Exercise brief: Below is a block of records; reproduce all of them exactly and leave out any pictures.

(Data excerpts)

%%

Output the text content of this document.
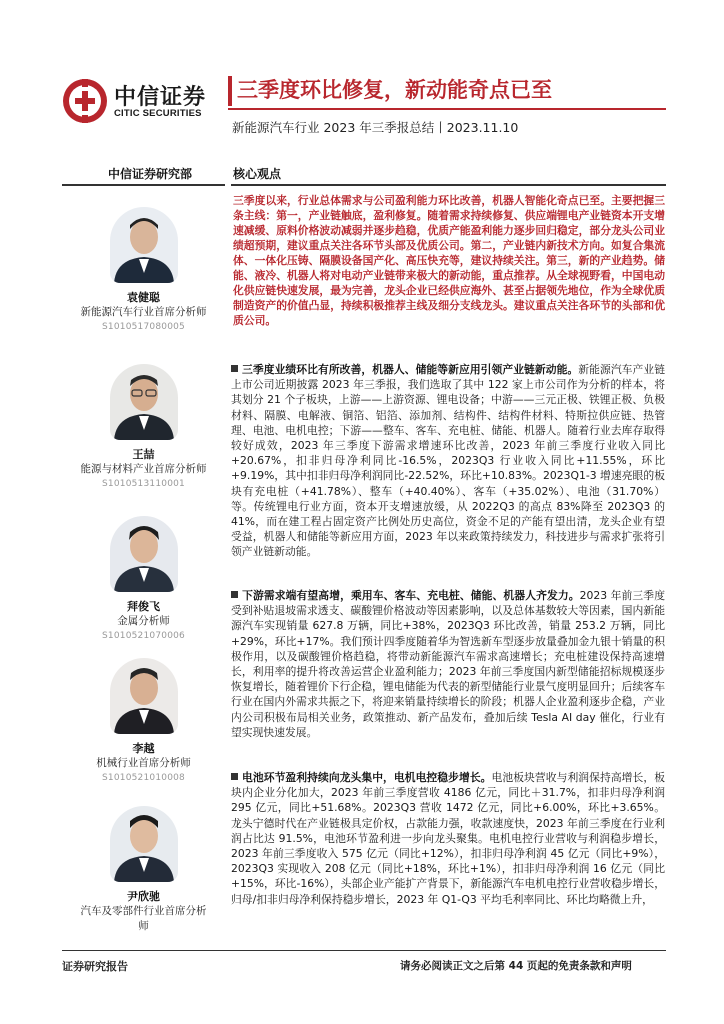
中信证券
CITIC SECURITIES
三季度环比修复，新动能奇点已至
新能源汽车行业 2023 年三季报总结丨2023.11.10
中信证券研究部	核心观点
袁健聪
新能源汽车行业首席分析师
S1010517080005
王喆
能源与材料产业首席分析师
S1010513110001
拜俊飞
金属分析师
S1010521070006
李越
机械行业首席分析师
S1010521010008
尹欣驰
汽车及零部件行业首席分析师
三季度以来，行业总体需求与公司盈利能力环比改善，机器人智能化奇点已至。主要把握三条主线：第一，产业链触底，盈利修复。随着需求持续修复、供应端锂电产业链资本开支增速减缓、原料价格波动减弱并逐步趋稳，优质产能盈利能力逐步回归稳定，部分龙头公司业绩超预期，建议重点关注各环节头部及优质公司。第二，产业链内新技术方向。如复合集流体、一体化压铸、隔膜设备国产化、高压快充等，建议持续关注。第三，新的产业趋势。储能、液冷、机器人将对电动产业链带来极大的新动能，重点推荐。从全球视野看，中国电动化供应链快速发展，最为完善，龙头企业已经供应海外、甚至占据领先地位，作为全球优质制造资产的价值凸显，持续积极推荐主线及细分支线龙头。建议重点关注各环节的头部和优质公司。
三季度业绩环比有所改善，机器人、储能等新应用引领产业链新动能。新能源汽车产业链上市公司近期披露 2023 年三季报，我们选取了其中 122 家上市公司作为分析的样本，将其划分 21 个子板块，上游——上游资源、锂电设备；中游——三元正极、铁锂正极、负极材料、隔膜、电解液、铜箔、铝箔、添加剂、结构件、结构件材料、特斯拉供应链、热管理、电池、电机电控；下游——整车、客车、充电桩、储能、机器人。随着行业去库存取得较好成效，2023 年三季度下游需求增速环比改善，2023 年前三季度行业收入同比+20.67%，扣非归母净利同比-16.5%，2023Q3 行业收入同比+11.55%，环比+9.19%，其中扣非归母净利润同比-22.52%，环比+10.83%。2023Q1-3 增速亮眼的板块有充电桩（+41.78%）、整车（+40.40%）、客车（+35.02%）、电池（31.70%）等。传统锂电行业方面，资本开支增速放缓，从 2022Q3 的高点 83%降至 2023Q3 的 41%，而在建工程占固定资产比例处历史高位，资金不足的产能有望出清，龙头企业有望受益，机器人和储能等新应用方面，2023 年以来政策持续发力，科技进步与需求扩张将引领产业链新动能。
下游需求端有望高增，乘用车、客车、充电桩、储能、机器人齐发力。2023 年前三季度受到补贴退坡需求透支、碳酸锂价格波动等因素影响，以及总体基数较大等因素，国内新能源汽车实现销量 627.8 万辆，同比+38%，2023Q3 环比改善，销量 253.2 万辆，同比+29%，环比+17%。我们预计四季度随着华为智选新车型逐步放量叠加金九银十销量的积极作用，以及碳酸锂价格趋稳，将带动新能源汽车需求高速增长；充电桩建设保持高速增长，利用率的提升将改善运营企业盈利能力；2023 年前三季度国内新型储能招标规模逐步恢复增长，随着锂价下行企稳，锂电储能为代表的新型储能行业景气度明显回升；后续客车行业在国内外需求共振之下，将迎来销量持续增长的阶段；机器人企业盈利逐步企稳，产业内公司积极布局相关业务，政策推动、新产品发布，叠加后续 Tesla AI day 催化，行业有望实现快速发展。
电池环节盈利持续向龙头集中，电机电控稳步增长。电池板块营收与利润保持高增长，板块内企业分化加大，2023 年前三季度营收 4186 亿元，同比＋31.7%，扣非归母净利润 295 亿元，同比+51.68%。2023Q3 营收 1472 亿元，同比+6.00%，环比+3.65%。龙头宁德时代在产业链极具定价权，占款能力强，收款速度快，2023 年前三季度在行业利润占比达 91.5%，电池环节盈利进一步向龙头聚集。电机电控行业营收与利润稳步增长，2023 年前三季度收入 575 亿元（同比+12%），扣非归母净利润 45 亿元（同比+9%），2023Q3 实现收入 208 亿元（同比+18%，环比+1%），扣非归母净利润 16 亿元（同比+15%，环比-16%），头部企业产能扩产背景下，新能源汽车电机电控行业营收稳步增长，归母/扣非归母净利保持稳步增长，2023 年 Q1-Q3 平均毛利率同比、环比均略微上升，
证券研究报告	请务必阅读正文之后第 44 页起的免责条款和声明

%%

Answer to this problem:
Output the text content of this document.
中信证券
CITIC SECURITIES
三季度环比修复，新动能奇点已至
新能源汽车行业 2023 年三季报总结丨2023.11.10
中信证券研究部	核心观点
袁健聪
新能源汽车行业首席分析师
S1010517080005
王喆
能源与材料产业首席分析师
S1010513110001
拜俊飞
金属分析师
S1010521070006
李越
机械行业首席分析师
S1010521010008
尹欣驰
汽车及零部件行业首席分析师
三季度以来，行业总体需求与公司盈利能力环比改善，机器人智能化奇点已至。主要把握三条主线：第一，产业链触底，盈利修复。随着需求持续修复、供应端锂电产业链资本开支增速减缓、原料价格波动减弱并逐步趋稳，优质产能盈利能力逐步回归稳定，部分龙头公司业绩超预期，建议重点关注各环节头部及优质公司。第二，产业链内新技术方向。如复合集流体、一体化压铸、隔膜设备国产化、高压快充等，建议持续关注。第三，新的产业趋势。储能、液冷、机器人将对电动产业链带来极大的新动能，重点推荐。从全球视野看，中国电动化供应链快速发展，最为完善，龙头企业已经供应海外、甚至占据领先地位，作为全球优质制造资产的价值凸显，持续积极推荐主线及细分支线龙头。建议重点关注各环节的头部和优质公司。
三季度业绩环比有所改善，机器人、储能等新应用引领产业链新动能。新能源汽车产业链上市公司近期披露 2023 年三季报，我们选取了其中 122 家上市公司作为分析的样本，将其划分 21 个子板块，上游——上游资源、锂电设备；中游——三元正极、铁锂正极、负极材料、隔膜、电解液、铜箔、铝箔、添加剂、结构件、结构件材料、特斯拉供应链、热管理、电池、电机电控；下游——整车、客车、充电桩、储能、机器人。随着行业去库存取得较好成效，2023 年三季度下游需求增速环比改善，2023 年前三季度行业收入同比+20.67%，扣非归母净利同比-16.5%，2023Q3 行业收入同比+11.55%，环比+9.19%，其中扣非归母净利润同比-22.52%，环比+10.83%。2023Q1-3 增速亮眼的板块有充电桩（+41.78%）、整车（+40.40%）、客车（+35.02%）、电池（31.70%）等。传统锂电行业方面，资本开支增速放缓，从 2022Q3 的高点 83%降至 2023Q3 的 41%，而在建工程占固定资产比例处历史高位，资金不足的产能有望出清，龙头企业有望受益，机器人和储能等新应用方面，2023 年以来政策持续发力，科技进步与需求扩张将引领产业链新动能。
下游需求端有望高增，乘用车、客车、充电桩、储能、机器人齐发力。2023 年前三季度受到补贴退坡需求透支、碳酸锂价格波动等因素影响，以及总体基数较大等因素，国内新能源汽车实现销量 627.8 万辆，同比+38%，2023Q3 环比改善，销量 253.2 万辆，同比+29%，环比+17%。我们预计四季度随着华为智选新车型逐步放量叠加金九银十销量的积极作用，以及碳酸锂价格趋稳，将带动新能源汽车需求高速增长；充电桩建设保持高速增长，利用率的提升将改善运营企业盈利能力；2023 年前三季度国内新型储能招标规模逐步恢复增长，随着锂价下行企稳，锂电储能为代表的新型储能行业景气度明显回升；后续客车行业在国内外需求共振之下，将迎来销量持续增长的阶段；机器人企业盈利逐步企稳，产业内公司积极布局相关业务，政策推动、新产品发布，叠加后续 Tesla AI day 催化，行业有望实现快速发展。
电池环节盈利持续向龙头集中，电机电控稳步增长。电池板块营收与利润保持高增长，板块内企业分化加大，2023 年前三季度营收 4186 亿元，同比＋31.7%，扣非归母净利润 295 亿元，同比+51.68%。2023Q3 营收 1472 亿元，同比+6.00%，环比+3.65%。龙头宁德时代在产业链极具定价权，占款能力强，收款速度快，2023 年前三季度在行业利润占比达 91.5%，电池环节盈利进一步向龙头聚集。电机电控行业营收与利润稳步增长，2023 年前三季度收入 575 亿元（同比+12%），扣非归母净利润 45 亿元（同比+9%），2023Q3 实现收入 208 亿元（同比+18%，环比+1%），扣非归母净利润 16 亿元（同比+15%，环比-16%），头部企业产能扩产背景下，新能源汽车电机电控行业营收稳步增长，归母/扣非归母净利保持稳步增长，2023 年 Q1-Q3 平均毛利率同比、环比均略微上升，
证券研究报告	请务必阅读正文之后第 44 页起的免责条款和声明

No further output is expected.